— start of Data for processing —
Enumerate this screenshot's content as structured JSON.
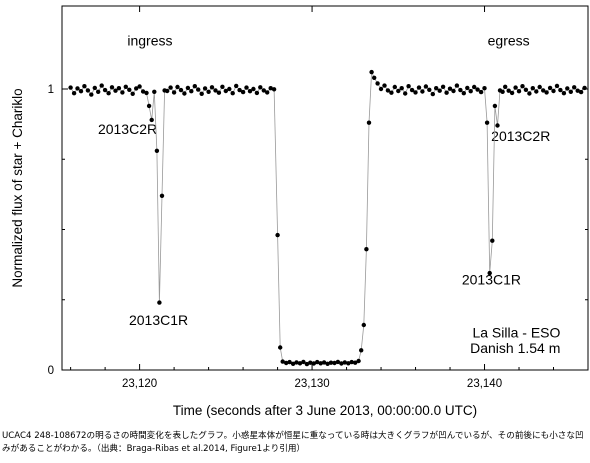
{
  "chart_data": {
    "type": "scatter",
    "title": "",
    "xlabel": "Time (seconds after 3 June 2013, 00:00:00.0 UTC)",
    "ylabel": "Normalized flux of star + Chariklo",
    "xlim": [
      23115.5,
      23146
    ],
    "ylim": [
      0,
      1.1
    ],
    "x_ticks": [
      {
        "value": 23120,
        "label": "23,120"
      },
      {
        "value": 23130,
        "label": "23,130"
      },
      {
        "value": 23140,
        "label": "23,140"
      }
    ],
    "y_ticks": [
      {
        "value": 0,
        "label": "0"
      },
      {
        "value": 1,
        "label": "1"
      }
    ],
    "annotations": [
      {
        "text": "ingress",
        "x": 23120.6,
        "y": 1.155,
        "anchor": "middle"
      },
      {
        "text": "egress",
        "x": 23141.4,
        "y": 1.155,
        "anchor": "middle"
      },
      {
        "text": "2013C2R",
        "x": 23119.3,
        "y": 0.84,
        "anchor": "middle"
      },
      {
        "text": "2013C1R",
        "x": 23121.1,
        "y": 0.16,
        "anchor": "middle"
      },
      {
        "text": "2013C1R",
        "x": 23140.4,
        "y": 0.305,
        "anchor": "middle"
      },
      {
        "text": "2013C2R",
        "x": 23142.1,
        "y": 0.815,
        "anchor": "middle"
      },
      {
        "text": "La Silla - ESO",
        "x": 23144.4,
        "y": 0.115,
        "anchor": "end"
      },
      {
        "text": "Danish 1.54 m",
        "x": 23144.4,
        "y": 0.06,
        "anchor": "end"
      }
    ],
    "series": [
      {
        "points": [
          [
            23116.0,
            1.005
          ],
          [
            23116.2,
            0.985
          ],
          [
            23116.4,
            1.002
          ],
          [
            23116.6,
            0.992
          ],
          [
            23116.8,
            1.01
          ],
          [
            23117.0,
            0.995
          ],
          [
            23117.2,
            0.98
          ],
          [
            23117.4,
            1.004
          ],
          [
            23117.6,
            0.99
          ],
          [
            23117.8,
            1.012
          ],
          [
            23118.0,
            0.996
          ],
          [
            23118.2,
            0.985
          ],
          [
            23118.4,
            1.006
          ],
          [
            23118.6,
            0.994
          ],
          [
            23118.8,
            1.003
          ],
          [
            23119.0,
            0.988
          ],
          [
            23119.2,
            1.008
          ],
          [
            23119.4,
            0.997
          ],
          [
            23119.6,
            0.983
          ],
          [
            23119.8,
            1.002
          ],
          [
            23120.0,
            1.009
          ],
          [
            23120.2,
            0.991
          ],
          [
            23120.4,
            0.986
          ],
          [
            23120.55,
            0.94
          ],
          [
            23120.7,
            0.89
          ],
          [
            23120.85,
            0.99
          ],
          [
            23121.0,
            0.78
          ],
          [
            23121.15,
            0.24
          ],
          [
            23121.3,
            0.62
          ],
          [
            23121.45,
            0.995
          ],
          [
            23121.6,
            0.993
          ],
          [
            23121.8,
            1.005
          ],
          [
            23122.0,
            0.988
          ],
          [
            23122.2,
            1.007
          ],
          [
            23122.4,
            0.996
          ],
          [
            23122.6,
            0.984
          ],
          [
            23122.8,
            1.004
          ],
          [
            23123.0,
            0.992
          ],
          [
            23123.2,
            1.01
          ],
          [
            23123.4,
            0.998
          ],
          [
            23123.6,
            0.983
          ],
          [
            23123.8,
            1.002
          ],
          [
            23124.0,
            0.99
          ],
          [
            23124.2,
            1.006
          ],
          [
            23124.4,
            0.995
          ],
          [
            23124.6,
            0.987
          ],
          [
            23124.8,
            1.008
          ],
          [
            23125.0,
            0.993
          ],
          [
            23125.2,
            1.0
          ],
          [
            23125.4,
            0.985
          ],
          [
            23125.6,
            1.011
          ],
          [
            23125.8,
            0.996
          ],
          [
            23126.0,
            0.989
          ],
          [
            23126.2,
            1.005
          ],
          [
            23126.4,
            0.992
          ],
          [
            23126.6,
            1.0
          ],
          [
            23126.8,
            0.986
          ],
          [
            23127.0,
            1.006
          ],
          [
            23127.2,
            0.995
          ],
          [
            23127.4,
            0.988
          ],
          [
            23127.6,
            1.003
          ],
          [
            23127.8,
            0.999
          ],
          [
            23128.0,
            0.48
          ],
          [
            23128.15,
            0.08
          ],
          [
            23128.3,
            0.03
          ],
          [
            23128.5,
            0.025
          ],
          [
            23128.7,
            0.028
          ],
          [
            23128.9,
            0.022
          ],
          [
            23129.1,
            0.027
          ],
          [
            23129.3,
            0.024
          ],
          [
            23129.5,
            0.029
          ],
          [
            23129.7,
            0.021
          ],
          [
            23129.9,
            0.026
          ],
          [
            23130.1,
            0.023
          ],
          [
            23130.3,
            0.028
          ],
          [
            23130.5,
            0.024
          ],
          [
            23130.7,
            0.027
          ],
          [
            23130.9,
            0.022
          ],
          [
            23131.1,
            0.026
          ],
          [
            23131.3,
            0.025
          ],
          [
            23131.5,
            0.029
          ],
          [
            23131.7,
            0.023
          ],
          [
            23131.9,
            0.027
          ],
          [
            23132.1,
            0.024
          ],
          [
            23132.3,
            0.028
          ],
          [
            23132.5,
            0.026
          ],
          [
            23132.7,
            0.032
          ],
          [
            23132.85,
            0.07
          ],
          [
            23133.0,
            0.16
          ],
          [
            23133.15,
            0.43
          ],
          [
            23133.3,
            0.88
          ],
          [
            23133.45,
            1.06
          ],
          [
            23133.6,
            1.04
          ],
          [
            23133.8,
            1.02
          ],
          [
            23134.0,
            1.0
          ],
          [
            23134.2,
            1.012
          ],
          [
            23134.4,
            0.995
          ],
          [
            23134.6,
            0.987
          ],
          [
            23134.8,
            1.007
          ],
          [
            23135.0,
            0.993
          ],
          [
            23135.2,
            1.003
          ],
          [
            23135.4,
            0.984
          ],
          [
            23135.6,
            1.01
          ],
          [
            23135.8,
            0.996
          ],
          [
            23136.0,
            0.988
          ],
          [
            23136.2,
            1.005
          ],
          [
            23136.4,
            0.991
          ],
          [
            23136.6,
            1.009
          ],
          [
            23136.8,
            0.997
          ],
          [
            23137.0,
            0.982
          ],
          [
            23137.2,
            1.003
          ],
          [
            23137.4,
            0.994
          ],
          [
            23137.6,
            1.008
          ],
          [
            23137.8,
            0.987
          ],
          [
            23138.0,
            1.001
          ],
          [
            23138.2,
            0.993
          ],
          [
            23138.4,
            1.012
          ],
          [
            23138.6,
            0.996
          ],
          [
            23138.8,
            0.985
          ],
          [
            23139.0,
            1.004
          ],
          [
            23139.2,
            0.992
          ],
          [
            23139.4,
            1.007
          ],
          [
            23139.6,
            0.998
          ],
          [
            23139.8,
            0.989
          ],
          [
            23140.0,
            1.003
          ],
          [
            23140.15,
            0.88
          ],
          [
            23140.3,
            0.345
          ],
          [
            23140.45,
            0.46
          ],
          [
            23140.6,
            0.94
          ],
          [
            23140.75,
            0.87
          ],
          [
            23140.9,
            0.995
          ],
          [
            23141.05,
            0.99
          ],
          [
            23141.2,
            1.008
          ],
          [
            23141.4,
            0.994
          ],
          [
            23141.6,
            0.986
          ],
          [
            23141.8,
            1.005
          ],
          [
            23142.0,
            0.992
          ],
          [
            23142.2,
            1.01
          ],
          [
            23142.4,
            0.997
          ],
          [
            23142.6,
            0.984
          ],
          [
            23142.8,
            1.003
          ],
          [
            23143.0,
            0.991
          ],
          [
            23143.2,
            1.007
          ],
          [
            23143.4,
            0.995
          ],
          [
            23143.6,
            0.988
          ],
          [
            23143.8,
            1.004
          ],
          [
            23144.0,
            0.993
          ],
          [
            23144.2,
            1.011
          ],
          [
            23144.4,
            0.996
          ],
          [
            23144.6,
            0.985
          ],
          [
            23144.8,
            1.002
          ],
          [
            23145.0,
            0.99
          ],
          [
            23145.2,
            1.006
          ],
          [
            23145.4,
            0.994
          ],
          [
            23145.6,
            0.989
          ],
          [
            23145.8,
            1.004
          ]
        ]
      }
    ]
  },
  "caption": "UCAC4 248-108672の明るさの時間変化を表したグラフ。小惑星本体が恒星に重なっている時は大きくグラフが凹んでいるが、その前後にも小さな凹みがあることがわかる。（出典：Braga-Ribas et al.2014, Figure1より引用）"
}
— end of Data for processing —
▸ **Exercise**:
Scan the data above; copy every line where "value" appears.

▸ **Exercise solution**:
        "value": 23120,
        "value": 23130,
        "value": 23140,
        "value": 0,
        "value": 1,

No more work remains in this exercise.